═════ RECORD LIST

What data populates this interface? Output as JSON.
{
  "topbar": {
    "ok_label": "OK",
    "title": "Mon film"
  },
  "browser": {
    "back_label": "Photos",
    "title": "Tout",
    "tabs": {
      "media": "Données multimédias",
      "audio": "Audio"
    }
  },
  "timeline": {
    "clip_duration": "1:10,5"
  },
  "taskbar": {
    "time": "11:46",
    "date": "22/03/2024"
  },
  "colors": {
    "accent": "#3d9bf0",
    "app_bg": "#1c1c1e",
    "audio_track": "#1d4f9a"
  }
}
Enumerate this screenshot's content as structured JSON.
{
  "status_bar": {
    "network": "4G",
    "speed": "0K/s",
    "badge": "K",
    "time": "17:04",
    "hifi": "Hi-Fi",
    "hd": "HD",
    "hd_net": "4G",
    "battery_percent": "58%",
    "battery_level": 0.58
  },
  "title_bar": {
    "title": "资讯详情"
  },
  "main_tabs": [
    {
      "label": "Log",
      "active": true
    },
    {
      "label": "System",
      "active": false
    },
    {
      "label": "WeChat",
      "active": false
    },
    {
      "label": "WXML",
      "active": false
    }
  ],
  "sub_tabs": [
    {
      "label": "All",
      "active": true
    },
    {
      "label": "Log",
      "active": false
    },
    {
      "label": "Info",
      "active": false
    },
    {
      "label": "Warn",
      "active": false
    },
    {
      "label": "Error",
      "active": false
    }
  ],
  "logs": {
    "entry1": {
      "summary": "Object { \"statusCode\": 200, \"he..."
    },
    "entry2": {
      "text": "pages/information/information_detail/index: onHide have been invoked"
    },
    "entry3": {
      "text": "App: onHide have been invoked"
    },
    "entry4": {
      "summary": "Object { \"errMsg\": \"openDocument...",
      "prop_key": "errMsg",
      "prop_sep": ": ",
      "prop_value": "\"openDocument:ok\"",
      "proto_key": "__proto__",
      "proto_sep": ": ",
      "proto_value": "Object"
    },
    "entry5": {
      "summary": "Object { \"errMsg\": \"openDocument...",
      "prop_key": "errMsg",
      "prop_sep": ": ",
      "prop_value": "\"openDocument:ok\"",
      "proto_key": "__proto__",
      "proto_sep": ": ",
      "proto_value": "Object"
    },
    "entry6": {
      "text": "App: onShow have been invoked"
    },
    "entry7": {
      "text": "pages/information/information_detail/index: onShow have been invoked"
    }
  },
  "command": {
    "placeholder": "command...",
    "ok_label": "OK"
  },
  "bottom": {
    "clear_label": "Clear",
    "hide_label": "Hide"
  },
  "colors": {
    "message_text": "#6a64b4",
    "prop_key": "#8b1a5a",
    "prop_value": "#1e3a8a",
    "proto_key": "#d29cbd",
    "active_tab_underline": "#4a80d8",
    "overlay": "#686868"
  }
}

══════════

### WORK INSTRUCTIONS
In the entries above, count every line containing the word "pages". Write only the total.

### SOLUTION FOR THIS TASK
2